◆ **WRITTEN PROBLEM**
Please copy every line of the records below word for word, leaving out the pictures.

◆ **EXERCISE INPUTS**
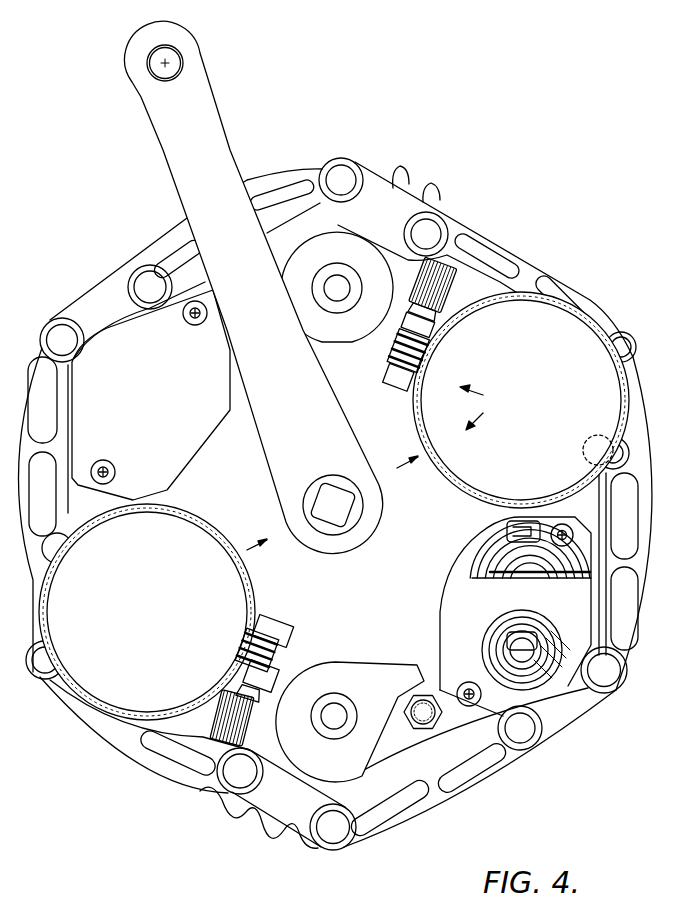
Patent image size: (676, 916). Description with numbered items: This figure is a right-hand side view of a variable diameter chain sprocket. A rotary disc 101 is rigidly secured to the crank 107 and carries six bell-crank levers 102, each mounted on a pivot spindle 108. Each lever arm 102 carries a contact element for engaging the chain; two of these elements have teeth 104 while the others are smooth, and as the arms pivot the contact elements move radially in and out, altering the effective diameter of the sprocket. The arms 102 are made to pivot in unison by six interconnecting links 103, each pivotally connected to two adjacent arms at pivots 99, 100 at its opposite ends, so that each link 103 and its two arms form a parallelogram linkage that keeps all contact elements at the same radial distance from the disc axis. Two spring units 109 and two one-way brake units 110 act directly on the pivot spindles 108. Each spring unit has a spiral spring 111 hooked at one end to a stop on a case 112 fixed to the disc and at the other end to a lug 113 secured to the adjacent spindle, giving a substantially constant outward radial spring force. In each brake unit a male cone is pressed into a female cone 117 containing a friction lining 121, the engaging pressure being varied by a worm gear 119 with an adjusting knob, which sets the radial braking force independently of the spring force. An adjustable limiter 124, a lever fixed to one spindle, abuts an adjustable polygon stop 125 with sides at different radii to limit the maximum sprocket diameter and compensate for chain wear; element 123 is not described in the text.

The pivot 99 is at (345, 175).
The pivot 100 is at (152, 280).
The rotary disc 101 is at (383, 753).
The bell-crank lever 102 is at (105, 307).
The interconnecting link 103 is at (530, 257).
The teeth 104 is at (402, 178).
The crank 107 is at (200, 107).
The pivot spindle 108 is at (333, 290).
The spring unit 109 is at (214, 450).
The one-way brake unit 110 is at (543, 347).
The spiral spring 111 is at (490, 547).
The case 112 is at (453, 633).
The lug 113 is at (523, 650).
The female cone 117 is at (387, 377).
The worm gear 119 is at (432, 284).
The lining 121 is at (486, 407).
The pawl tip 123 is at (399, 736).
The adjustable limiter 124 is at (365, 688).
The adjustable polygon stop 125 is at (430, 726).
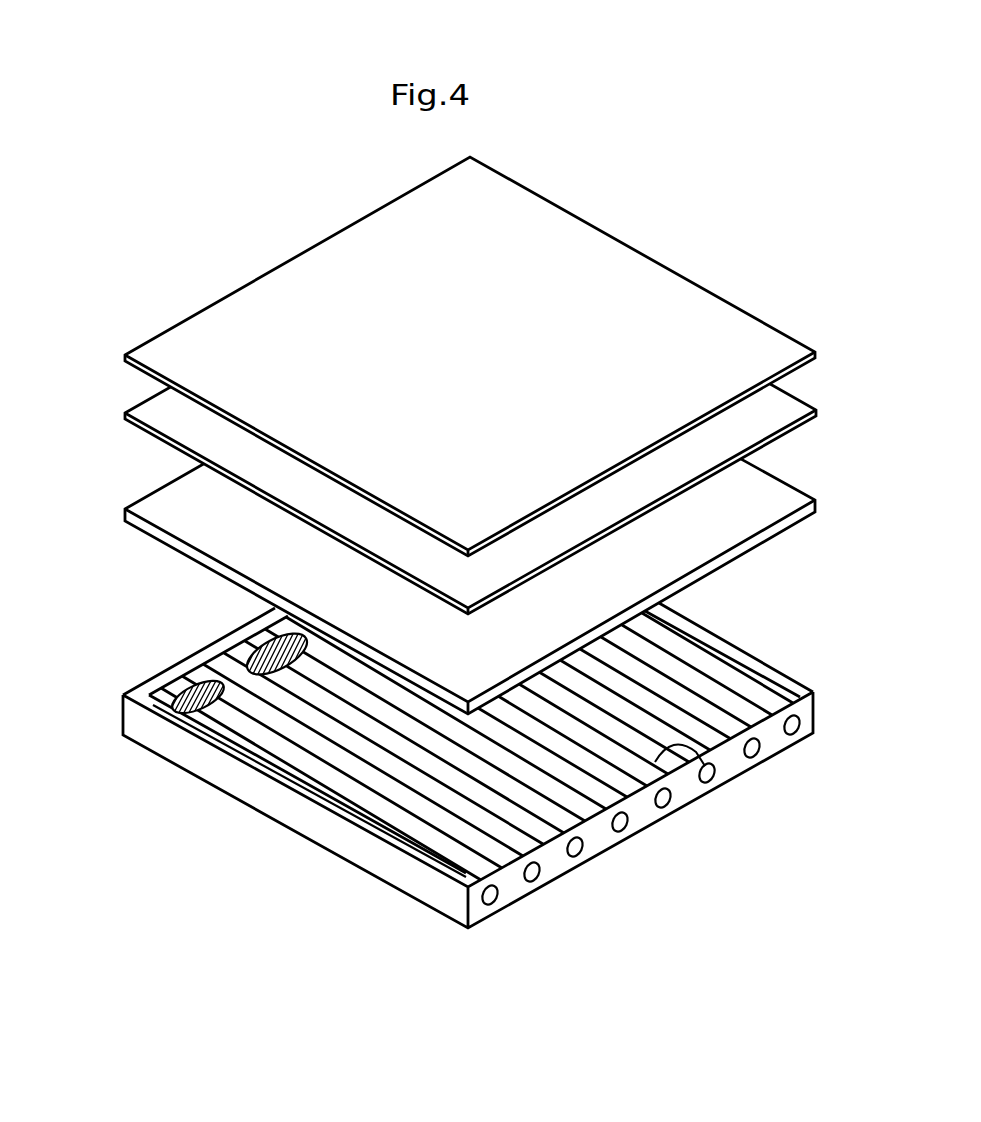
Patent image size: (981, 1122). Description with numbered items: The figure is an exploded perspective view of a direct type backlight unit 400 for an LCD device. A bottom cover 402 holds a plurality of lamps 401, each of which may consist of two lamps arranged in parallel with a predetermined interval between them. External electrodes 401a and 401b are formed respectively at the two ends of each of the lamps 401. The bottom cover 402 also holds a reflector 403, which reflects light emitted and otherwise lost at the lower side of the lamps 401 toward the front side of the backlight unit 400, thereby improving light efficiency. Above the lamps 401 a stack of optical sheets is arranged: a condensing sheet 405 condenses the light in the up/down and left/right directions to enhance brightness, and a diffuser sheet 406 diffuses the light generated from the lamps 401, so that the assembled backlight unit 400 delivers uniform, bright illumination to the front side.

The direct type backlight unit 400 is at (117, 303).
The lamps 401 is at (333, 760).
The external electrode 401a is at (193, 692).
The external electrode 401b is at (710, 766).
The bottom cover 402 is at (425, 888).
The reflector 403 is at (421, 782).
The condensing sheet 405 is at (786, 500).
The diffuser sheet 406 is at (818, 412).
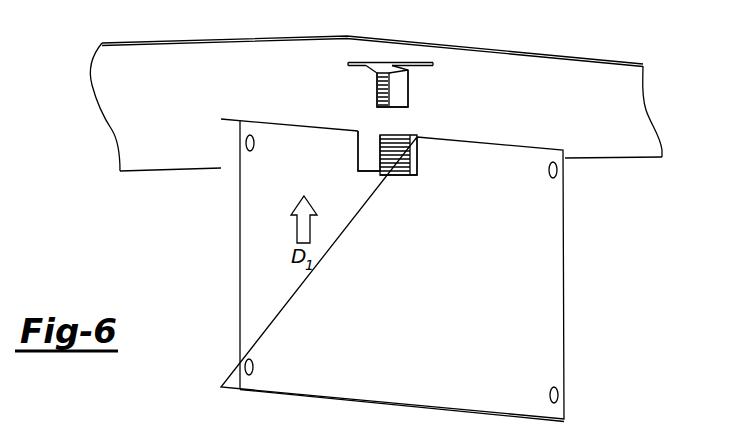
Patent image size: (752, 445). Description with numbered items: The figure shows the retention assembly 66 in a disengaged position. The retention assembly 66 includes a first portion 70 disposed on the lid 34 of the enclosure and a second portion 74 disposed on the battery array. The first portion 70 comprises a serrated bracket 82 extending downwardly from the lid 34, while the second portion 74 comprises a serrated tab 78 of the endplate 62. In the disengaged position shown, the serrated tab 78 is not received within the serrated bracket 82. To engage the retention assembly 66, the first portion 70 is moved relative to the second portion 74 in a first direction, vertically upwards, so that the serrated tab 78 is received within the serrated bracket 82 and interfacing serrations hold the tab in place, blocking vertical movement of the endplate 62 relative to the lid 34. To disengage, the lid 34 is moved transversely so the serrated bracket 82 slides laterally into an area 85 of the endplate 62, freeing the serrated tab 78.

The lid 34 is at (543, 53).
The first portion 70 is at (360, 62).
The serrated bracket 82 is at (424, 87).
The endplate 62 is at (530, 282).
The second portion 74 is at (373, 176).
The area 85 is at (371, 151).
The serrated tab 78 is at (407, 155).
The retention assembly 66 is at (417, 177).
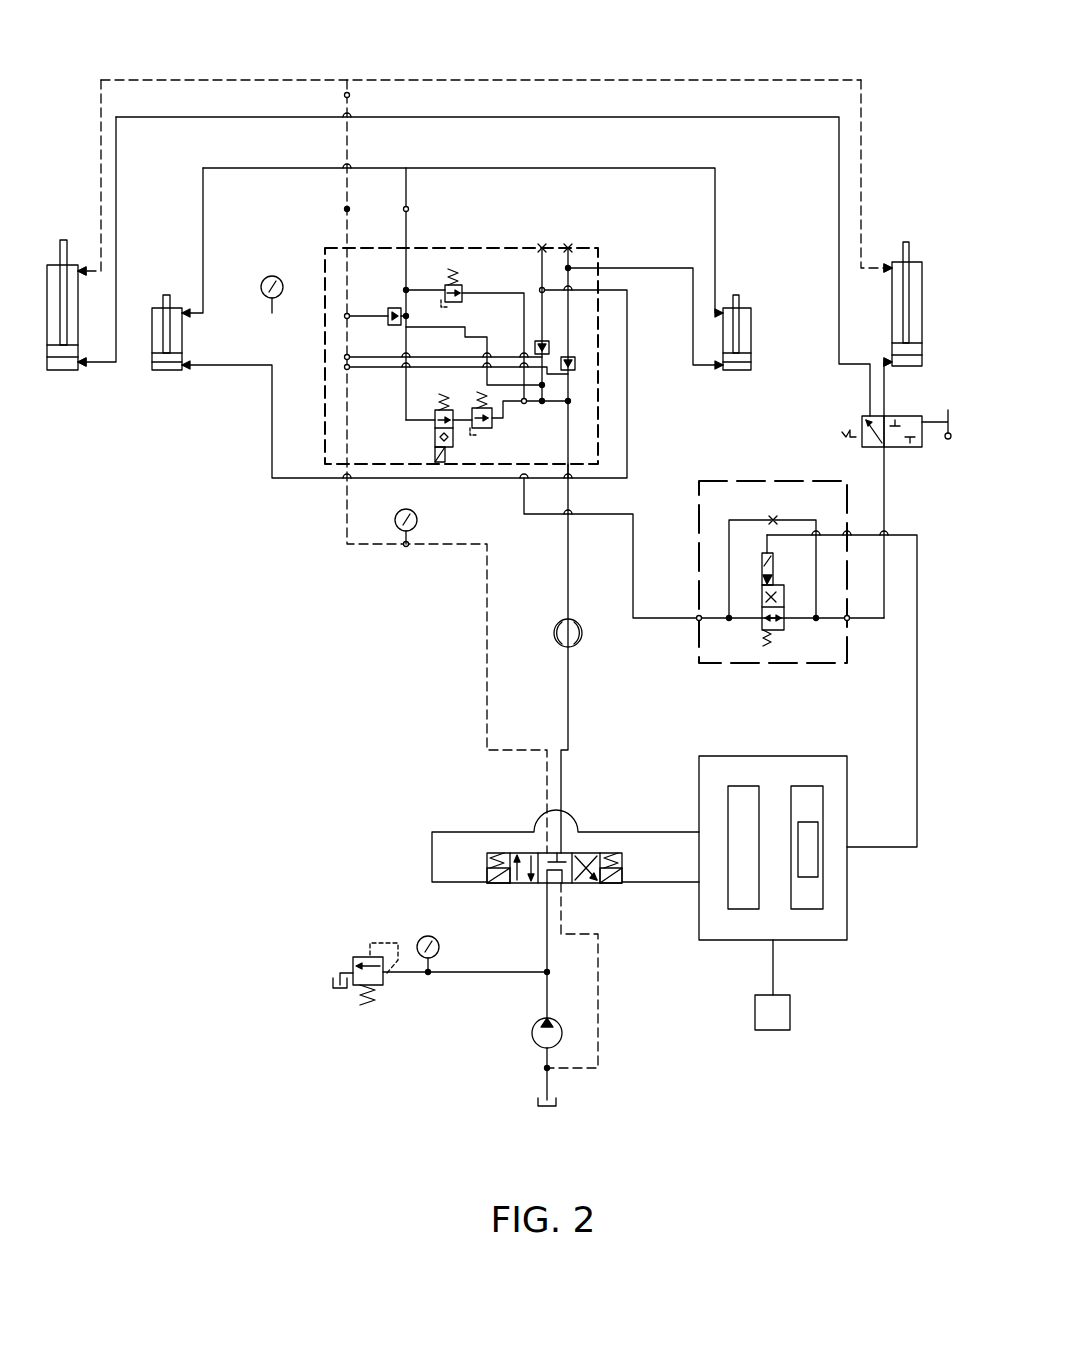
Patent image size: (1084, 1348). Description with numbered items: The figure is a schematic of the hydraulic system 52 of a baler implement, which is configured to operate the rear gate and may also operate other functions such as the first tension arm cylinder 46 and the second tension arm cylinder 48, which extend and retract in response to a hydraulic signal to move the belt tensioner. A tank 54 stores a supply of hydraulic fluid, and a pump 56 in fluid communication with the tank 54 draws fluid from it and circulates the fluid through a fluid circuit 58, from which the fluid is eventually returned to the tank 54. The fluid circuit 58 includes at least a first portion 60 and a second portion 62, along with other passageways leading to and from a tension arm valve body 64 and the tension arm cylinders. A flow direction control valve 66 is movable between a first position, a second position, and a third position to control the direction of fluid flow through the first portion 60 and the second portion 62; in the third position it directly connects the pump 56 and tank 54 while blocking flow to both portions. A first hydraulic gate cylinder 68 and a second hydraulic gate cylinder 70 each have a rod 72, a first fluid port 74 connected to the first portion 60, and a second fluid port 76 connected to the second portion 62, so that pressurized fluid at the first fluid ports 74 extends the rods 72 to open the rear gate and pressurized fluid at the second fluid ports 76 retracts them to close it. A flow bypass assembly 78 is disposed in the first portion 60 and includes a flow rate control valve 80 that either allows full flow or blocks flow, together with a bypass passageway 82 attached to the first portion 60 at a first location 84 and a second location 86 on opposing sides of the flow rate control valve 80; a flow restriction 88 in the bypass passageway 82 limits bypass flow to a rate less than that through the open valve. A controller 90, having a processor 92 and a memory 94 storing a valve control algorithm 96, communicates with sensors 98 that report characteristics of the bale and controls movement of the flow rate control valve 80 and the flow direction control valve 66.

◆ **REPLY**
Patent image size: (676, 916). Description with numbered items: This figure is a right-hand side view of a variable diameter chain sprocket. A rotary disc 101 is rigidly secured to the crank 107 and carries six bell-crank levers 102, each mounted on a pivot spindle 108. Each lever arm 102 carries a contact element for engaging the chain; two of these elements have teeth 104 while the others are smooth, and as the arms pivot the contact elements move radially in and out, altering the effective diameter of the sprocket. The arms 102 are made to pivot in unison by six interconnecting links 103, each pivotally connected to two adjacent arms at pivots 99, 100 at its opposite ends, so that each link 103 and its two arms form a parallelogram linkage that keeps all contact elements at the same radial distance from the disc axis. Two spring units 109 and two one-way brake units 110 act directly on the pivot spindles 108. Each spring unit has a spiral spring 111 hooked at one end to a stop on a case 112 fixed to the disc and at the other end to a lug 113 secured to the adjacent spindle, giving a substantially constant outward radial spring force. In each brake unit a male cone is pressed into a female cone 117 containing a friction lining 121, the engaging pressure being varied by a worm gear 119 with an adjusting knob, which sets the radial braking force independently of the spring force. An adjustable limiter 124, a lever fixed to one spindle, abuts an adjustable polygon stop 125 with sides at different radii to limit the maximum sprocket diameter and compensate for chain wear; element 123 is not described in the text.

The pivot 99 is at (345, 175).
The pivot 100 is at (152, 280).
The rotary disc 101 is at (383, 753).
The bell-crank lever 102 is at (105, 307).
The interconnecting link 103 is at (530, 257).
The teeth 104 is at (402, 178).
The crank 107 is at (200, 107).
The pivot spindle 108 is at (333, 290).
The spring unit 109 is at (214, 450).
The one-way brake unit 110 is at (543, 347).
The spiral spring 111 is at (490, 547).
The case 112 is at (453, 633).
The lug 113 is at (523, 650).
The female cone 117 is at (387, 377).
The worm gear 119 is at (432, 284).
The lining 121 is at (486, 407).
The pawl tip 123 is at (399, 736).
The adjustable limiter 124 is at (365, 688).
The adjustable polygon stop 125 is at (430, 726).
Patent image size: (981, 1122). Description with numbered items: The figure is an exploded perspective view of a direct type backlight unit 400 for an LCD device. A bottom cover 402 holds a plurality of lamps 401, each of which may consist of two lamps arranged in parallel with a predetermined interval between them. External electrodes 401a and 401b are formed respectively at the two ends of each of the lamps 401. The bottom cover 402 also holds a reflector 403, which reflects light emitted and otherwise lost at the lower side of the lamps 401 toward the front side of the backlight unit 400, thereby improving light efficiency. Above the lamps 401 a stack of optical sheets is arranged: a condensing sheet 405 condenses the light in the up/down and left/right directions to enhance brightness, and a diffuser sheet 406 diffuses the light generated from the lamps 401, so that the assembled backlight unit 400 delivers uniform, bright illumination to the front side.

The direct type backlight unit 400 is at (117, 303).
The lamps 401 is at (333, 760).
The external electrode 401a is at (193, 692).
The external electrode 401b is at (710, 766).
The bottom cover 402 is at (425, 888).
The reflector 403 is at (421, 782).
The condensing sheet 405 is at (786, 500).
The diffuser sheet 406 is at (818, 412).
Patent image size: (752, 445). Description with numbered items: The figure shows the retention assembly 66 in a disengaged position. The retention assembly 66 includes a first portion 70 disposed on the lid 34 of the enclosure and a second portion 74 disposed on the battery array. The first portion 70 comprises a serrated bracket 82 extending downwardly from the lid 34, while the second portion 74 comprises a serrated tab 78 of the endplate 62. In the disengaged position shown, the serrated tab 78 is not received within the serrated bracket 82. To engage the retention assembly 66, the first portion 70 is moved relative to the second portion 74 in a first direction, vertically upwards, so that the serrated tab 78 is received within the serrated bracket 82 and interfacing serrations hold the tab in place, blocking vertical movement of the endplate 62 relative to the lid 34. To disengage, the lid 34 is moved transversely so the serrated bracket 82 slides laterally into an area 85 of the endplate 62, freeing the serrated tab 78.

The lid 34 is at (543, 53).
The first portion 70 is at (360, 62).
The serrated bracket 82 is at (424, 87).
The endplate 62 is at (530, 282).
The second portion 74 is at (373, 176).
The area 85 is at (371, 151).
The serrated tab 78 is at (407, 155).
The retention assembly 66 is at (417, 177).
Patent image size: (1084, 1348). Description with numbered items: The figure is a schematic of the hydraulic system 52 of a baler implement, which is configured to operate the rear gate and may also operate other functions such as the first tension arm cylinder 46 and the second tension arm cylinder 48, which extend and retract in response to a hydraulic signal to move the belt tensioner. A tank 54 stores a supply of hydraulic fluid, and a pump 56 in fluid communication with the tank 54 draws fluid from it and circulates the fluid through a fluid circuit 58, from which the fluid is eventually returned to the tank 54. The fluid circuit 58 includes at least a first portion 60 and a second portion 62, along with other passageways leading to and from a tension arm valve body 64 and the tension arm cylinders. A flow direction control valve 66 is movable between a first position, a second position, and a third position to control the direction of fluid flow through the first portion 60 and the second portion 62; in the third position it directly connects the pump 56 and tank 54 while blocking flow to both portions. A first hydraulic gate cylinder 68 and a second hydraulic gate cylinder 70 each have a rod 72, a first fluid port 74 connected to the first portion 60, and a second fluid port 76 connected to the second portion 62, so that pressurized fluid at the first fluid ports 74 extends the rods 72 to open the rear gate and pressurized fluid at the second fluid ports 76 retracts them to close it. A flow bypass assembly 78 is disposed in the first portion 60 and includes a flow rate control valve 80 that either allows full flow or blocks flow, together with a bypass passageway 82 attached to the first portion 60 at a first location 84 and a second location 86 on opposing sides of the flow rate control valve 80; a flow restriction 88 in the bypass passageway 82 limits bypass flow to a rate less than that through the open valve. A controller 90, having a processor 92 and a memory 94 storing a valve control algorithm 96, communicates with sensors 98 that report characteristics of the bale and controls movement of the flow rate control valve 80 and the flow direction control valve 66.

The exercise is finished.